[start Exercise input]

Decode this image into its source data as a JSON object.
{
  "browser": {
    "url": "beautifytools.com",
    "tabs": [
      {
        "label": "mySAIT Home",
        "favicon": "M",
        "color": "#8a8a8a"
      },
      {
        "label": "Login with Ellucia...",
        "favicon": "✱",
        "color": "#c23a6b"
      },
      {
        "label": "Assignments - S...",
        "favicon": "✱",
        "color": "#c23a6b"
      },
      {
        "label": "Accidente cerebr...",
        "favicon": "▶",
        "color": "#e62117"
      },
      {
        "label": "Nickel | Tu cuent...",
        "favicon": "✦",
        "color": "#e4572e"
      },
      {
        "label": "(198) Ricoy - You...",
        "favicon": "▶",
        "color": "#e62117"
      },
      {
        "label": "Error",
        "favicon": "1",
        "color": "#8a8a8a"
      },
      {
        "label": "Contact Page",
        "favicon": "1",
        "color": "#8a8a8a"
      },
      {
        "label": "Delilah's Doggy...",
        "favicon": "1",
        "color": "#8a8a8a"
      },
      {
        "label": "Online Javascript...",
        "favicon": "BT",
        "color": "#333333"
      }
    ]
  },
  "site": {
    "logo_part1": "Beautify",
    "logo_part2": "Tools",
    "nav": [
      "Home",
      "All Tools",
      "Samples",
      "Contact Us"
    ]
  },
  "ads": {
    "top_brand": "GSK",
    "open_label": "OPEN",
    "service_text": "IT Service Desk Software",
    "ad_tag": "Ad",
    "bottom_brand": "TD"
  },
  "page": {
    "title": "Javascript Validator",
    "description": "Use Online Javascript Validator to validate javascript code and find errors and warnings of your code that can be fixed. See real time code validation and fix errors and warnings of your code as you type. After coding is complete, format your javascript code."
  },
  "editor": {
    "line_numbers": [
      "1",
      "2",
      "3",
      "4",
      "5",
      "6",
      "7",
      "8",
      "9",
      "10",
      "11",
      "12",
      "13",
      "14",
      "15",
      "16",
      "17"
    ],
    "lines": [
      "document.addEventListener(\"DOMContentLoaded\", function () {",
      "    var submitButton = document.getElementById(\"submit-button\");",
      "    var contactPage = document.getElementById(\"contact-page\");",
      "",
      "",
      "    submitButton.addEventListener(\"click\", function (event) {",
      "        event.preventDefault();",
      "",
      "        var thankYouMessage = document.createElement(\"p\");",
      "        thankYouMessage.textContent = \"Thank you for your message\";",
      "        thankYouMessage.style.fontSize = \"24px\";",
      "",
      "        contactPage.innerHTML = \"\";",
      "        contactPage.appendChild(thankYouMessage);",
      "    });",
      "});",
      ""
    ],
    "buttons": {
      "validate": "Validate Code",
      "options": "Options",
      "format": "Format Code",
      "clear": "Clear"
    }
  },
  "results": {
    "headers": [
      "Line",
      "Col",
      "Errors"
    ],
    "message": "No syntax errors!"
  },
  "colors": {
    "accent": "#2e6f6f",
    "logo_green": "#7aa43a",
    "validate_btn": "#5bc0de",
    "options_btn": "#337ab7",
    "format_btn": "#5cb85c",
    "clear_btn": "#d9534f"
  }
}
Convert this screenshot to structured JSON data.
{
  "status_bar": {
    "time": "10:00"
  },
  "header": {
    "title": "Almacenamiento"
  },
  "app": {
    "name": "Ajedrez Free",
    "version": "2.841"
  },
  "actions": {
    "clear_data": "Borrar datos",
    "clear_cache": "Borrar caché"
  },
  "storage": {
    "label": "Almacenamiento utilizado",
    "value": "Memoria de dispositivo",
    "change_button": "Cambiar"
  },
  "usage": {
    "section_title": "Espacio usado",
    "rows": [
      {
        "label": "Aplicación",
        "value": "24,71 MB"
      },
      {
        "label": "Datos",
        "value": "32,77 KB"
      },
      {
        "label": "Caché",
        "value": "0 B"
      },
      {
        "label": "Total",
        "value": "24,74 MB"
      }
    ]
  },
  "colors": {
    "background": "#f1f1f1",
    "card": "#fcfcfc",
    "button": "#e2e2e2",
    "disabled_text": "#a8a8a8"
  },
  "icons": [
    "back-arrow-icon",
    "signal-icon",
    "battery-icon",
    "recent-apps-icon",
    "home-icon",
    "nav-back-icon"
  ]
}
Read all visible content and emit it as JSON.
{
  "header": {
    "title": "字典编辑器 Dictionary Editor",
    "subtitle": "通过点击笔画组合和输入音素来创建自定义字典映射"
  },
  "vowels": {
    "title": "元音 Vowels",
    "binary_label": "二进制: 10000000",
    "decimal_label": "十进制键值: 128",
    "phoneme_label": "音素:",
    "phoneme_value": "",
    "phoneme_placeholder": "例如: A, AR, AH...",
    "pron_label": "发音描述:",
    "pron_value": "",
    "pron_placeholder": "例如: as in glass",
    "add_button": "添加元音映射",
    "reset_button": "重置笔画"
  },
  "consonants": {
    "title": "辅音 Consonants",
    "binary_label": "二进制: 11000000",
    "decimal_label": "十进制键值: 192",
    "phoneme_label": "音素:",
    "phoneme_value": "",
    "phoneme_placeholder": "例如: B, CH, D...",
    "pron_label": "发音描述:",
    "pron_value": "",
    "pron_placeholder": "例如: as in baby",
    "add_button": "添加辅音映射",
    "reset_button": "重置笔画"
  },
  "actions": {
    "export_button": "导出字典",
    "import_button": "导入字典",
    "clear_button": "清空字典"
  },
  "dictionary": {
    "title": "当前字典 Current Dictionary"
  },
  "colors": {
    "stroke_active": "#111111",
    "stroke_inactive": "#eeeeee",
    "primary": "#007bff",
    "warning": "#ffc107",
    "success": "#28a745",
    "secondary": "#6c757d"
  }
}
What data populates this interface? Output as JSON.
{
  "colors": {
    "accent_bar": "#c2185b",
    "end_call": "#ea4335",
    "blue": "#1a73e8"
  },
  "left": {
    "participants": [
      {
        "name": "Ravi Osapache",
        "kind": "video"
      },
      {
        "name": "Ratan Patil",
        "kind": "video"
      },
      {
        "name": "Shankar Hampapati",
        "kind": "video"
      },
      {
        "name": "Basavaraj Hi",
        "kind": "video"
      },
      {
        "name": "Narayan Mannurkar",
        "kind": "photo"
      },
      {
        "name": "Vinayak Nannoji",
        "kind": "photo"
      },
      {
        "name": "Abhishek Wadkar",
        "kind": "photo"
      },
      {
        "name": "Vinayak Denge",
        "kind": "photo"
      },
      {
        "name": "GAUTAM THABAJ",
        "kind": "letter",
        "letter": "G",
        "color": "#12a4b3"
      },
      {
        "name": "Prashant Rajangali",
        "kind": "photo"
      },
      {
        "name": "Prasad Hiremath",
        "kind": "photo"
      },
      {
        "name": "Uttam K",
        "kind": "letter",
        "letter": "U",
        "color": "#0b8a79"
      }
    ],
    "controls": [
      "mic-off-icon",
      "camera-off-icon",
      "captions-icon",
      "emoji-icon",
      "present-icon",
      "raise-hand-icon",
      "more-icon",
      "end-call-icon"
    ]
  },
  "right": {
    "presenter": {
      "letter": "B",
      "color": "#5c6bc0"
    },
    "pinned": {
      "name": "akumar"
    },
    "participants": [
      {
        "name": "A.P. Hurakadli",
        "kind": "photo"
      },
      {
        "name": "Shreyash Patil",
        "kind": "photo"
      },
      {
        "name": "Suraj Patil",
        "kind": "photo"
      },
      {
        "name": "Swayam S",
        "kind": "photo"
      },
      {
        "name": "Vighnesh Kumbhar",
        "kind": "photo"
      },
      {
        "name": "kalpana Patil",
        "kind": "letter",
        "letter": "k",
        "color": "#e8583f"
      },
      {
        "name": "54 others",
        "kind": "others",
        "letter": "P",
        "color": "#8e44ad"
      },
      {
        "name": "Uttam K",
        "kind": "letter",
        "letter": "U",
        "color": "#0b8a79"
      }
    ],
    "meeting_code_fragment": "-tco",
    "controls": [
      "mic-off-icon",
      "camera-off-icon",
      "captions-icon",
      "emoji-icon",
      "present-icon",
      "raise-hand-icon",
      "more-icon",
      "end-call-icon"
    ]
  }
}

[end Exercise input]

Track down every line with the word "Almacenamiento" and copy it.

    "title": "Almacenamiento"
    "label": "Almacenamiento utilizado",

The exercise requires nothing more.